» Work to be completed: Repeat all of the material exactly as given.

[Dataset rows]
* * *

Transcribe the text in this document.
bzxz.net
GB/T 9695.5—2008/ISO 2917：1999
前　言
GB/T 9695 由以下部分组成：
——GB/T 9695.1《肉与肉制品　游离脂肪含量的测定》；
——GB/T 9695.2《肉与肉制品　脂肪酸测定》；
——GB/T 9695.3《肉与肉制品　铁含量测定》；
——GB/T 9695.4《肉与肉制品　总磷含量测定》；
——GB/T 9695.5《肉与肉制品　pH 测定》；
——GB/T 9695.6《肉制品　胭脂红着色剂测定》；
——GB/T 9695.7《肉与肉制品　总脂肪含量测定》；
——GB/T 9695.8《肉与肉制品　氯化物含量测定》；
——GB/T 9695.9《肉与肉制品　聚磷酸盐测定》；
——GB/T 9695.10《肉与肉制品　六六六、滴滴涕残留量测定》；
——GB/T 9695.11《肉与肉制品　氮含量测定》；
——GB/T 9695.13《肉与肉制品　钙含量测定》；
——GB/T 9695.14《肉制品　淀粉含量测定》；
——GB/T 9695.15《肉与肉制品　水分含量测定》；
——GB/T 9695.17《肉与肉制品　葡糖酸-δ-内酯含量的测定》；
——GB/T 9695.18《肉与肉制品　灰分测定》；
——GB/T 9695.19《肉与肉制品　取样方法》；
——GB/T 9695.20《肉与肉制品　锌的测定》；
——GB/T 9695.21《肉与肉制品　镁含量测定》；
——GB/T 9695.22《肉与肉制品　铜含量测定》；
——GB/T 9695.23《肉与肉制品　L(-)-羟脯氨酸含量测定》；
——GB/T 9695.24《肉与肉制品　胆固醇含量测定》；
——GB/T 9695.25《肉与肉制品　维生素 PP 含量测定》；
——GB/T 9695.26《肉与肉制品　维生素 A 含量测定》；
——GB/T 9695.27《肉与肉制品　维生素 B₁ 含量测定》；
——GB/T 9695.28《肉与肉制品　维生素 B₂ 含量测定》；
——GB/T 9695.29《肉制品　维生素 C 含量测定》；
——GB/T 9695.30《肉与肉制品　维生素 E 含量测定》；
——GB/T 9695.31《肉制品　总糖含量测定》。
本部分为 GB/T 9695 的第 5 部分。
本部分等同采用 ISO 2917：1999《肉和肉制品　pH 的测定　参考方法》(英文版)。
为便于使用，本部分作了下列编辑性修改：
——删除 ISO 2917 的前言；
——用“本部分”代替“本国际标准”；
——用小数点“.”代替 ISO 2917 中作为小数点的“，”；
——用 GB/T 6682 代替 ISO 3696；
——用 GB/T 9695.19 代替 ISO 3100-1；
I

* * *

» Response for this exercise:
Transcribe the text in this document.
bzxz.net
GB/T 9695.5—2008/ISO 2917：1999
前　言
GB/T 9695 由以下部分组成：
——GB/T 9695.1《肉与肉制品　游离脂肪含量的测定》；
——GB/T 9695.2《肉与肉制品　脂肪酸测定》；
——GB/T 9695.3《肉与肉制品　铁含量测定》；
——GB/T 9695.4《肉与肉制品　总磷含量测定》；
——GB/T 9695.5《肉与肉制品　pH 测定》；
——GB/T 9695.6《肉制品　胭脂红着色剂测定》；
——GB/T 9695.7《肉与肉制品　总脂肪含量测定》；
——GB/T 9695.8《肉与肉制品　氯化物含量测定》；
——GB/T 9695.9《肉与肉制品　聚磷酸盐测定》；
——GB/T 9695.10《肉与肉制品　六六六、滴滴涕残留量测定》；
——GB/T 9695.11《肉与肉制品　氮含量测定》；
——GB/T 9695.13《肉与肉制品　钙含量测定》；
——GB/T 9695.14《肉制品　淀粉含量测定》；
——GB/T 9695.15《肉与肉制品　水分含量测定》；
——GB/T 9695.17《肉与肉制品　葡糖酸-δ-内酯含量的测定》；
——GB/T 9695.18《肉与肉制品　灰分测定》；
——GB/T 9695.19《肉与肉制品　取样方法》；
——GB/T 9695.20《肉与肉制品　锌的测定》；
——GB/T 9695.21《肉与肉制品　镁含量测定》；
——GB/T 9695.22《肉与肉制品　铜含量测定》；
——GB/T 9695.23《肉与肉制品　L(-)-羟脯氨酸含量测定》；
——GB/T 9695.24《肉与肉制品　胆固醇含量测定》；
——GB/T 9695.25《肉与肉制品　维生素 PP 含量测定》；
——GB/T 9695.26《肉与肉制品　维生素 A 含量测定》；
——GB/T 9695.27《肉与肉制品　维生素 B₁ 含量测定》；
——GB/T 9695.28《肉与肉制品　维生素 B₂ 含量测定》；
——GB/T 9695.29《肉制品　维生素 C 含量测定》；
——GB/T 9695.30《肉与肉制品　维生素 E 含量测定》；
——GB/T 9695.31《肉制品　总糖含量测定》。
本部分为 GB/T 9695 的第 5 部分。
本部分等同采用 ISO 2917：1999《肉和肉制品　pH 的测定　参考方法》(英文版)。
为便于使用，本部分作了下列编辑性修改：
——删除 ISO 2917 的前言；
——用“本部分”代替“本国际标准”；
——用小数点“.”代替 ISO 2917 中作为小数点的“，”；
——用 GB/T 6682 代替 ISO 3696；
——用 GB/T 9695.19 代替 ISO 3100-1；
I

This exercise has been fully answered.